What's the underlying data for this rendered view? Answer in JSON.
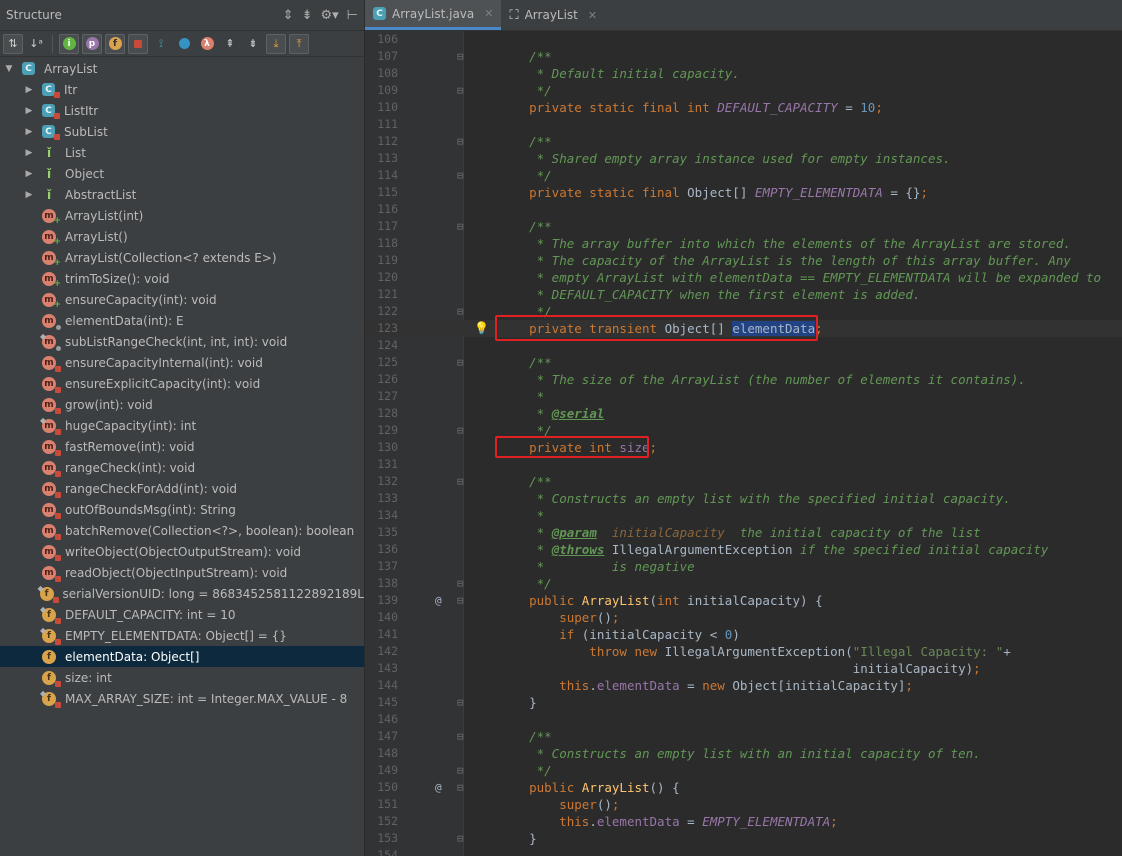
{
  "structure": {
    "title": "Structure",
    "tree": [
      {
        "label": "ArrayList",
        "kind": "class",
        "level": 0,
        "arrow": "▼"
      },
      {
        "label": "Itr",
        "kind": "class",
        "mod": "lock",
        "level": 1,
        "arrow": "▶"
      },
      {
        "label": "ListItr",
        "kind": "class",
        "mod": "lock",
        "level": 1,
        "arrow": "▶"
      },
      {
        "label": "SubList",
        "kind": "class",
        "mod": "lock",
        "level": 1,
        "arrow": "▶"
      },
      {
        "label": "List",
        "kind": "interface",
        "level": 1,
        "arrow": "▶"
      },
      {
        "label": "Object",
        "kind": "interface",
        "level": 1,
        "arrow": "▶"
      },
      {
        "label": "AbstractList",
        "kind": "interface",
        "level": 1,
        "arrow": "▶"
      },
      {
        "label": "ArrayList(int)",
        "kind": "method",
        "mod": "plus",
        "level": 1
      },
      {
        "label": "ArrayList()",
        "kind": "method",
        "mod": "plus",
        "level": 1
      },
      {
        "label": "ArrayList(Collection<? extends E>)",
        "kind": "method",
        "mod": "plus",
        "level": 1
      },
      {
        "label": "trimToSize(): void",
        "kind": "method",
        "mod": "plus",
        "level": 1
      },
      {
        "label": "ensureCapacity(int): void",
        "kind": "method",
        "mod": "plus",
        "level": 1
      },
      {
        "label": "elementData(int): E",
        "kind": "method",
        "mod": "dot",
        "level": 1
      },
      {
        "label": "subListRangeCheck(int, int, int): void",
        "kind": "method",
        "mod": "dot",
        "pin": true,
        "level": 1
      },
      {
        "label": "ensureCapacityInternal(int): void",
        "kind": "method",
        "mod": "lock",
        "level": 1
      },
      {
        "label": "ensureExplicitCapacity(int): void",
        "kind": "method",
        "mod": "lock",
        "level": 1
      },
      {
        "label": "grow(int): void",
        "kind": "method",
        "mod": "lock",
        "level": 1
      },
      {
        "label": "hugeCapacity(int): int",
        "kind": "method",
        "mod": "lock",
        "pin": true,
        "level": 1
      },
      {
        "label": "fastRemove(int): void",
        "kind": "method",
        "mod": "lock",
        "level": 1
      },
      {
        "label": "rangeCheck(int): void",
        "kind": "method",
        "mod": "lock",
        "level": 1
      },
      {
        "label": "rangeCheckForAdd(int): void",
        "kind": "method",
        "mod": "lock",
        "level": 1
      },
      {
        "label": "outOfBoundsMsg(int): String",
        "kind": "method",
        "mod": "lock",
        "level": 1
      },
      {
        "label": "batchRemove(Collection<?>, boolean): boolean",
        "kind": "method",
        "mod": "lock",
        "level": 1
      },
      {
        "label": "writeObject(ObjectOutputStream): void",
        "kind": "method",
        "mod": "lock",
        "level": 1
      },
      {
        "label": "readObject(ObjectInputStream): void",
        "kind": "method",
        "mod": "lock",
        "level": 1
      },
      {
        "label": "serialVersionUID: long = 8683452581122892189L",
        "kind": "field",
        "mod": "lock",
        "pin": true,
        "level": 1
      },
      {
        "label": "DEFAULT_CAPACITY: int = 10",
        "kind": "field",
        "mod": "lock",
        "pin": true,
        "level": 1
      },
      {
        "label": "EMPTY_ELEMENTDATA: Object[] = {}",
        "kind": "field",
        "mod": "lock",
        "pin": true,
        "level": 1
      },
      {
        "label": "elementData: Object[]",
        "kind": "field",
        "level": 1,
        "selected": true
      },
      {
        "label": "size: int",
        "kind": "field",
        "mod": "lock",
        "level": 1
      },
      {
        "label": "MAX_ARRAY_SIZE: int = Integer.MAX_VALUE - 8",
        "kind": "field",
        "mod": "lock",
        "pin": true,
        "level": 1
      }
    ]
  },
  "tabs": [
    {
      "label": "ArrayList.java",
      "icon": "class-icon",
      "active": true
    },
    {
      "label": "ArrayList",
      "icon": "hierarchy-icon",
      "active": false
    }
  ],
  "code": [
    {
      "n": "106",
      "s": []
    },
    {
      "n": "107",
      "fold": true,
      "s": [
        [
          "cm",
          "    /**"
        ]
      ]
    },
    {
      "n": "108",
      "s": [
        [
          "cm",
          "     * Default initial capacity."
        ]
      ]
    },
    {
      "n": "109",
      "fold": true,
      "s": [
        [
          "cm",
          "     */"
        ]
      ]
    },
    {
      "n": "110",
      "s": [
        [
          "kw",
          "    private static final int "
        ],
        [
          "st",
          "DEFAULT_CAPACITY"
        ],
        [
          "",
          " = "
        ],
        [
          "num",
          "10"
        ],
        [
          "kw",
          ";"
        ]
      ]
    },
    {
      "n": "111",
      "s": []
    },
    {
      "n": "112",
      "fold": true,
      "s": [
        [
          "cm",
          "    /**"
        ]
      ]
    },
    {
      "n": "113",
      "s": [
        [
          "cm",
          "     * Shared empty array instance used for empty instances."
        ]
      ]
    },
    {
      "n": "114",
      "fold": true,
      "s": [
        [
          "cm",
          "     */"
        ]
      ]
    },
    {
      "n": "115",
      "s": [
        [
          "kw",
          "    private static final "
        ],
        [
          "",
          "Object[] "
        ],
        [
          "st",
          "EMPTY_ELEMENTDATA"
        ],
        [
          "",
          " = {}"
        ],
        [
          "kw",
          ";"
        ]
      ]
    },
    {
      "n": "116",
      "s": []
    },
    {
      "n": "117",
      "fold": true,
      "s": [
        [
          "cm",
          "    /**"
        ]
      ]
    },
    {
      "n": "118",
      "s": [
        [
          "cm",
          "     * The array buffer into which the elements of the ArrayList are stored."
        ]
      ]
    },
    {
      "n": "119",
      "s": [
        [
          "cm",
          "     * The capacity of the ArrayList is the length of this array buffer. Any"
        ]
      ]
    },
    {
      "n": "120",
      "s": [
        [
          "cm",
          "     * empty ArrayList with elementData == EMPTY_ELEMENTDATA will be expanded to"
        ]
      ]
    },
    {
      "n": "121",
      "s": [
        [
          "cm",
          "     * DEFAULT_CAPACITY when the first element is added."
        ]
      ]
    },
    {
      "n": "122",
      "fold": true,
      "s": [
        [
          "cm",
          "     */"
        ]
      ]
    },
    {
      "n": "123",
      "bulb": true,
      "current": true,
      "s": [
        [
          "kw",
          "    private transient "
        ],
        [
          "",
          "Object[] "
        ],
        [
          "hl",
          "elementData"
        ],
        [
          "kw",
          ";"
        ]
      ]
    },
    {
      "n": "124",
      "s": []
    },
    {
      "n": "125",
      "fold": true,
      "s": [
        [
          "cm",
          "    /**"
        ]
      ]
    },
    {
      "n": "126",
      "s": [
        [
          "cm",
          "     * The size of the ArrayList (the number of elements it contains)."
        ]
      ]
    },
    {
      "n": "127",
      "s": [
        [
          "cm",
          "     *"
        ]
      ]
    },
    {
      "n": "128",
      "s": [
        [
          "cm",
          "     * "
        ],
        [
          "cmtag",
          "@serial"
        ]
      ]
    },
    {
      "n": "129",
      "fold": true,
      "s": [
        [
          "cm",
          "     */"
        ]
      ]
    },
    {
      "n": "130",
      "s": [
        [
          "kw",
          "    private int "
        ],
        [
          "fld",
          "size"
        ],
        [
          "kw",
          ";"
        ]
      ]
    },
    {
      "n": "131",
      "s": []
    },
    {
      "n": "132",
      "fold": true,
      "s": [
        [
          "cm",
          "    /**"
        ]
      ]
    },
    {
      "n": "133",
      "s": [
        [
          "cm",
          "     * Constructs an empty list with the specified initial capacity."
        ]
      ]
    },
    {
      "n": "134",
      "s": [
        [
          "cm",
          "     *"
        ]
      ]
    },
    {
      "n": "135",
      "s": [
        [
          "cm",
          "     * "
        ],
        [
          "cmtag",
          "@param"
        ],
        [
          "cm",
          "  "
        ],
        [
          "cmparam",
          "initialCapacity"
        ],
        [
          "cm",
          "  the initial capacity of the list"
        ]
      ]
    },
    {
      "n": "136",
      "s": [
        [
          "cm",
          "     * "
        ],
        [
          "cmtag",
          "@throws"
        ],
        [
          "",
          " IllegalArgumentException"
        ],
        [
          "cm",
          " if the specified initial capacity"
        ]
      ]
    },
    {
      "n": "137",
      "s": [
        [
          "cm",
          "     *         is negative"
        ]
      ]
    },
    {
      "n": "138",
      "fold": true,
      "s": [
        [
          "cm",
          "     */"
        ]
      ]
    },
    {
      "n": "139",
      "at": true,
      "fold": true,
      "s": [
        [
          "kw",
          "    public "
        ],
        [
          "mth",
          "ArrayList"
        ],
        [
          "",
          "("
        ],
        [
          "kw",
          "int "
        ],
        [
          "",
          "initialCapacity) {"
        ]
      ]
    },
    {
      "n": "140",
      "s": [
        [
          "kw",
          "        super"
        ],
        [
          "",
          "()"
        ],
        [
          "kw",
          ";"
        ]
      ]
    },
    {
      "n": "141",
      "s": [
        [
          "kw",
          "        if "
        ],
        [
          "",
          "(initialCapacity < "
        ],
        [
          "num",
          "0"
        ],
        [
          "",
          ")"
        ]
      ]
    },
    {
      "n": "142",
      "s": [
        [
          "kw",
          "            throw new "
        ],
        [
          "",
          "IllegalArgumentException("
        ],
        [
          "str",
          "\"Illegal Capacity: \""
        ],
        [
          "",
          "+"
        ]
      ]
    },
    {
      "n": "143",
      "s": [
        [
          "",
          "                                               initialCapacity)"
        ],
        [
          "kw",
          ";"
        ]
      ]
    },
    {
      "n": "144",
      "s": [
        [
          "kw",
          "        this"
        ],
        [
          "",
          "."
        ],
        [
          "fld",
          "elementData"
        ],
        [
          "",
          " = "
        ],
        [
          "kw",
          "new "
        ],
        [
          "",
          "Object[initialCapacity]"
        ],
        [
          "kw",
          ";"
        ]
      ]
    },
    {
      "n": "145",
      "fold": true,
      "s": [
        [
          "",
          "    }"
        ]
      ]
    },
    {
      "n": "146",
      "s": []
    },
    {
      "n": "147",
      "fold": true,
      "s": [
        [
          "cm",
          "    /**"
        ]
      ]
    },
    {
      "n": "148",
      "s": [
        [
          "cm",
          "     * Constructs an empty list with an initial capacity of ten."
        ]
      ]
    },
    {
      "n": "149",
      "fold": true,
      "s": [
        [
          "cm",
          "     */"
        ]
      ]
    },
    {
      "n": "150",
      "at": true,
      "fold": true,
      "s": [
        [
          "kw",
          "    public "
        ],
        [
          "mth",
          "ArrayList"
        ],
        [
          "",
          "() {"
        ]
      ]
    },
    {
      "n": "151",
      "s": [
        [
          "kw",
          "        super"
        ],
        [
          "",
          "()"
        ],
        [
          "kw",
          ";"
        ]
      ]
    },
    {
      "n": "152",
      "s": [
        [
          "kw",
          "        this"
        ],
        [
          "",
          "."
        ],
        [
          "fld",
          "elementData"
        ],
        [
          "",
          " = "
        ],
        [
          "st",
          "EMPTY_ELEMENTDATA"
        ],
        [
          "kw",
          ";"
        ]
      ]
    },
    {
      "n": "153",
      "fold": true,
      "s": [
        [
          "",
          "    }"
        ]
      ]
    },
    {
      "n": "154",
      "s": []
    }
  ],
  "colors": {
    "highlight_box": "#e02121",
    "selection": "#0d293e"
  }
}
☆ ☆ ☆ ☆ ☆
_WHAT NEEDS TO BE DONE:_
Show every line that contains the word "Constructs".

_FINISHED EXERCISE:_
          "     * Constructs an empty list with the specified initial capacity."
          "     * Constructs an empty list with an initial capacity of ten."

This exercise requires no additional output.